Please output every line of the material as it stands, without the pictures.

(Stored items)
-- begin --
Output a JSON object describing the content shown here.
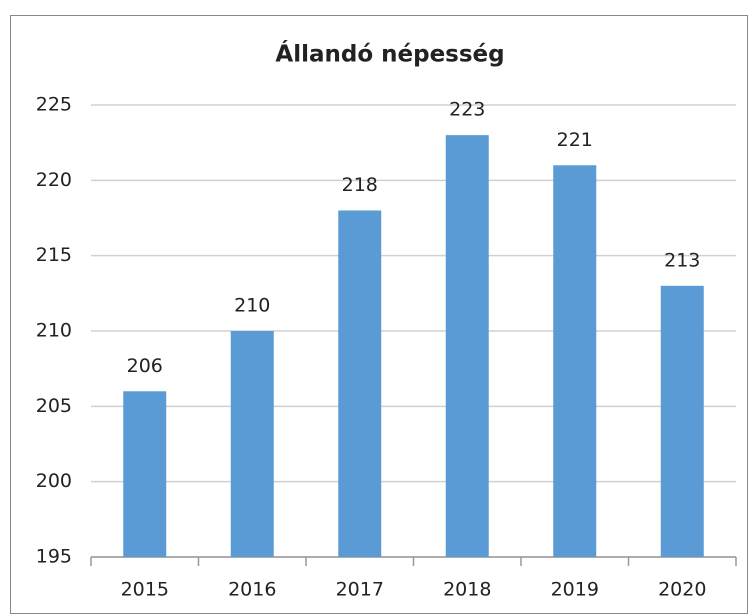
{
  "chart_data": {
    "type": "bar",
    "title": "Állandó népesség",
    "categories": [
      "2015",
      "2016",
      "2017",
      "2018",
      "2019",
      "2020"
    ],
    "values": [
      206,
      210,
      218,
      223,
      221,
      213
    ],
    "color": "#5b9bd5",
    "ylim": [
      195,
      225
    ],
    "yticks": [
      195,
      200,
      205,
      210,
      215,
      220,
      225
    ],
    "grid": true
  }
}
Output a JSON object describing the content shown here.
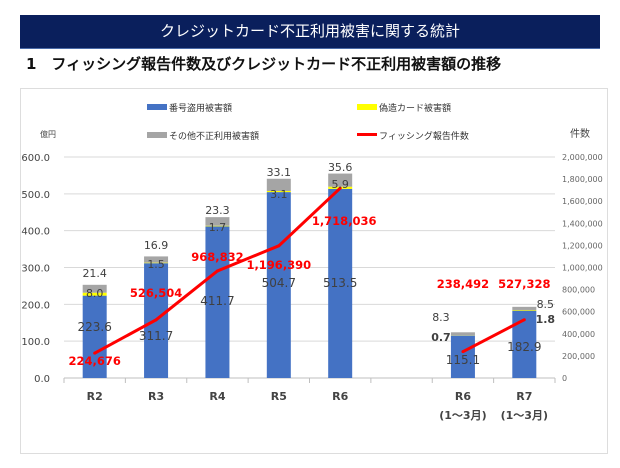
-- end --
■ **Written response**
Output a JSON object describing the content shown here.
{
  "chart_data": {
    "type": "bar",
    "title": "Állandó népesség",
    "categories": [
      "2015",
      "2016",
      "2017",
      "2018",
      "2019",
      "2020"
    ],
    "values": [
      206,
      210,
      218,
      223,
      221,
      213
    ],
    "color": "#5b9bd5",
    "ylim": [
      195,
      225
    ],
    "yticks": [
      195,
      200,
      205,
      210,
      215,
      220,
      225
    ],
    "grid": true
  }
}
Output a JSON object describing the content shown here.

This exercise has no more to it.